## Exercise material
__________________________________________________

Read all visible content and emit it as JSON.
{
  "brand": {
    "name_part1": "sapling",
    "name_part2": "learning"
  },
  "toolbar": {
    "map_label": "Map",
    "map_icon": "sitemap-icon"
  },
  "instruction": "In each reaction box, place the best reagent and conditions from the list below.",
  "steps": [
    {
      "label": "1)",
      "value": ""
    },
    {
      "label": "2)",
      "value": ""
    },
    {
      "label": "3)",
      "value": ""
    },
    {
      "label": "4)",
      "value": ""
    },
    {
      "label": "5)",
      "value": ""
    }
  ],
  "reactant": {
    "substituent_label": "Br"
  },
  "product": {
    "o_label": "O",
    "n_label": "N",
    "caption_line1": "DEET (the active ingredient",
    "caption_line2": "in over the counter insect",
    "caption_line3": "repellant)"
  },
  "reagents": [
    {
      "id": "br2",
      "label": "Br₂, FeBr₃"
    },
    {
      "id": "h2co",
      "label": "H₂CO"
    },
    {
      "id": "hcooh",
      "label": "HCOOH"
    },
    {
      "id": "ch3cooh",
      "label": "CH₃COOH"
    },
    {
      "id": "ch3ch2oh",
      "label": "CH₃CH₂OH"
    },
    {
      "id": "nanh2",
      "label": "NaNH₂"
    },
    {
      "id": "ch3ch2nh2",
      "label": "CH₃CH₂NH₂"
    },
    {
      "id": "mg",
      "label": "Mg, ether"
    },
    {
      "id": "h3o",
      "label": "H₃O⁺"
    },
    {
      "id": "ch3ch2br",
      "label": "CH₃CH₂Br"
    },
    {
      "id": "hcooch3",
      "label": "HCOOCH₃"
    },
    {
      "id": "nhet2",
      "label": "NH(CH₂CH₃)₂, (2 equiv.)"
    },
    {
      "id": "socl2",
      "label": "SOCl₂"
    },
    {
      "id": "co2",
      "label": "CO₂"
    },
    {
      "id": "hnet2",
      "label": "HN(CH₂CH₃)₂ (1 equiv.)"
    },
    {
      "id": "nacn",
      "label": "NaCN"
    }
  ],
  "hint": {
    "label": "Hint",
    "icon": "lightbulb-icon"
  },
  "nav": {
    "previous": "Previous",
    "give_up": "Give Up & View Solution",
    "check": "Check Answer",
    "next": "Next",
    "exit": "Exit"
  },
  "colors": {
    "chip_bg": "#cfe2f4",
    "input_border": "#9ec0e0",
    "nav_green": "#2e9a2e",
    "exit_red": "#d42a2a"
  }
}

__________________________________________________

## Problem statement
Output all of the material exactly as written.

## Written solution
Read all visible content and emit it as JSON.
{
  "brand": {
    "name_part1": "sapling",
    "name_part2": "learning"
  },
  "toolbar": {
    "map_label": "Map",
    "map_icon": "sitemap-icon"
  },
  "instruction": "In each reaction box, place the best reagent and conditions from the list below.",
  "steps": [
    {
      "label": "1)",
      "value": ""
    },
    {
      "label": "2)",
      "value": ""
    },
    {
      "label": "3)",
      "value": ""
    },
    {
      "label": "4)",
      "value": ""
    },
    {
      "label": "5)",
      "value": ""
    }
  ],
  "reactant": {
    "substituent_label": "Br"
  },
  "product": {
    "o_label": "O",
    "n_label": "N",
    "caption_line1": "DEET (the active ingredient",
    "caption_line2": "in over the counter insect",
    "caption_line3": "repellant)"
  },
  "reagents": [
    {
      "id": "br2",
      "label": "Br₂, FeBr₃"
    },
    {
      "id": "h2co",
      "label": "H₂CO"
    },
    {
      "id": "hcooh",
      "label": "HCOOH"
    },
    {
      "id": "ch3cooh",
      "label": "CH₃COOH"
    },
    {
      "id": "ch3ch2oh",
      "label": "CH₃CH₂OH"
    },
    {
      "id": "nanh2",
      "label": "NaNH₂"
    },
    {
      "id": "ch3ch2nh2",
      "label": "CH₃CH₂NH₂"
    },
    {
      "id": "mg",
      "label": "Mg, ether"
    },
    {
      "id": "h3o",
      "label": "H₃O⁺"
    },
    {
      "id": "ch3ch2br",
      "label": "CH₃CH₂Br"
    },
    {
      "id": "hcooch3",
      "label": "HCOOCH₃"
    },
    {
      "id": "nhet2",
      "label": "NH(CH₂CH₃)₂, (2 equiv.)"
    },
    {
      "id": "socl2",
      "label": "SOCl₂"
    },
    {
      "id": "co2",
      "label": "CO₂"
    },
    {
      "id": "hnet2",
      "label": "HN(CH₂CH₃)₂ (1 equiv.)"
    },
    {
      "id": "nacn",
      "label": "NaCN"
    }
  ],
  "hint": {
    "label": "Hint",
    "icon": "lightbulb-icon"
  },
  "nav": {
    "previous": "Previous",
    "give_up": "Give Up & View Solution",
    "check": "Check Answer",
    "next": "Next",
    "exit": "Exit"
  },
  "colors": {
    "chip_bg": "#cfe2f4",
    "input_border": "#9ec0e0",
    "nav_green": "#2e9a2e",
    "exit_red": "#d42a2a"
  }
}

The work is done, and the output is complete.